● Dataset entries
*-*-*

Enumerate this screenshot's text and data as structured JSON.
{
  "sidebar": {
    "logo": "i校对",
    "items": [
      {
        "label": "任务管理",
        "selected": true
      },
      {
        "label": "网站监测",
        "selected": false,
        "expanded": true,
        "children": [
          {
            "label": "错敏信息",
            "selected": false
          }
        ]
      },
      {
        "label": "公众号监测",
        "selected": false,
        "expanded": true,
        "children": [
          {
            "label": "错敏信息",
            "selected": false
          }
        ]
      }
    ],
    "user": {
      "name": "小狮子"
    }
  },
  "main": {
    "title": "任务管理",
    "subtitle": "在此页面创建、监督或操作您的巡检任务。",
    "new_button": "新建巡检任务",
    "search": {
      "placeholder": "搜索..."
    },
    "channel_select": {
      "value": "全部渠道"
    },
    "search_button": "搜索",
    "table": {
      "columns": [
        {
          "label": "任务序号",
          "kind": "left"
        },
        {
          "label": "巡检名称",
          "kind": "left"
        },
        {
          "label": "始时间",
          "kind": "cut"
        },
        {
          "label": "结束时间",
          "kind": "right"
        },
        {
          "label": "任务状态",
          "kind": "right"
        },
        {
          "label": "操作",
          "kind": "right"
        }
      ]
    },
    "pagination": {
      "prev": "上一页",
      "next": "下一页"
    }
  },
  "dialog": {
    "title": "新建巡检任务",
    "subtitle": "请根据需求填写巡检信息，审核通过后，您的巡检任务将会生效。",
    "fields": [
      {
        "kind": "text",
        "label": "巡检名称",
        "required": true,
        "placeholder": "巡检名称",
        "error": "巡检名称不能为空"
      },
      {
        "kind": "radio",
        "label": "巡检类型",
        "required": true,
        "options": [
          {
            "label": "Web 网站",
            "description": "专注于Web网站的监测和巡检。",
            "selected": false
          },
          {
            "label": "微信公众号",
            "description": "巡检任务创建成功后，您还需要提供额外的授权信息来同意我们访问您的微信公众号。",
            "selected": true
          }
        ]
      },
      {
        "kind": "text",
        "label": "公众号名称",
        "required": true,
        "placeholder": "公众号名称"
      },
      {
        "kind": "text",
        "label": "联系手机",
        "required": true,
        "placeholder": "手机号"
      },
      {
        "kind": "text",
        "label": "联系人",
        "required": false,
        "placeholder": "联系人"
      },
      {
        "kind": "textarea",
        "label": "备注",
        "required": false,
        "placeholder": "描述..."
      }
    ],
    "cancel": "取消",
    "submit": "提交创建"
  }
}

*-*-*

● Description of the task
All of the lines above must be returned exactly.

● Exercise response
Enumerate this screenshot's text and data as structured JSON.
{
  "sidebar": {
    "logo": "i校对",
    "items": [
      {
        "label": "任务管理",
        "selected": true
      },
      {
        "label": "网站监测",
        "selected": false,
        "expanded": true,
        "children": [
          {
            "label": "错敏信息",
            "selected": false
          }
        ]
      },
      {
        "label": "公众号监测",
        "selected": false,
        "expanded": true,
        "children": [
          {
            "label": "错敏信息",
            "selected": false
          }
        ]
      }
    ],
    "user": {
      "name": "小狮子"
    }
  },
  "main": {
    "title": "任务管理",
    "subtitle": "在此页面创建、监督或操作您的巡检任务。",
    "new_button": "新建巡检任务",
    "search": {
      "placeholder": "搜索..."
    },
    "channel_select": {
      "value": "全部渠道"
    },
    "search_button": "搜索",
    "table": {
      "columns": [
        {
          "label": "任务序号",
          "kind": "left"
        },
        {
          "label": "巡检名称",
          "kind": "left"
        },
        {
          "label": "始时间",
          "kind": "cut"
        },
        {
          "label": "结束时间",
          "kind": "right"
        },
        {
          "label": "任务状态",
          "kind": "right"
        },
        {
          "label": "操作",
          "kind": "right"
        }
      ]
    },
    "pagination": {
      "prev": "上一页",
      "next": "下一页"
    }
  },
  "dialog": {
    "title": "新建巡检任务",
    "subtitle": "请根据需求填写巡检信息，审核通过后，您的巡检任务将会生效。",
    "fields": [
      {
        "kind": "text",
        "label": "巡检名称",
        "required": true,
        "placeholder": "巡检名称",
        "error": "巡检名称不能为空"
      },
      {
        "kind": "radio",
        "label": "巡检类型",
        "required": true,
        "options": [
          {
            "label": "Web 网站",
            "description": "专注于Web网站的监测和巡检。",
            "selected": false
          },
          {
            "label": "微信公众号",
            "description": "巡检任务创建成功后，您还需要提供额外的授权信息来同意我们访问您的微信公众号。",
            "selected": true
          }
        ]
      },
      {
        "kind": "text",
        "label": "公众号名称",
        "required": true,
        "placeholder": "公众号名称"
      },
      {
        "kind": "text",
        "label": "联系手机",
        "required": true,
        "placeholder": "手机号"
      },
      {
        "kind": "text",
        "label": "联系人",
        "required": false,
        "placeholder": "联系人"
      },
      {
        "kind": "textarea",
        "label": "备注",
        "required": false,
        "placeholder": "描述..."
      }
    ],
    "cancel": "取消",
    "submit": "提交创建"
  }
}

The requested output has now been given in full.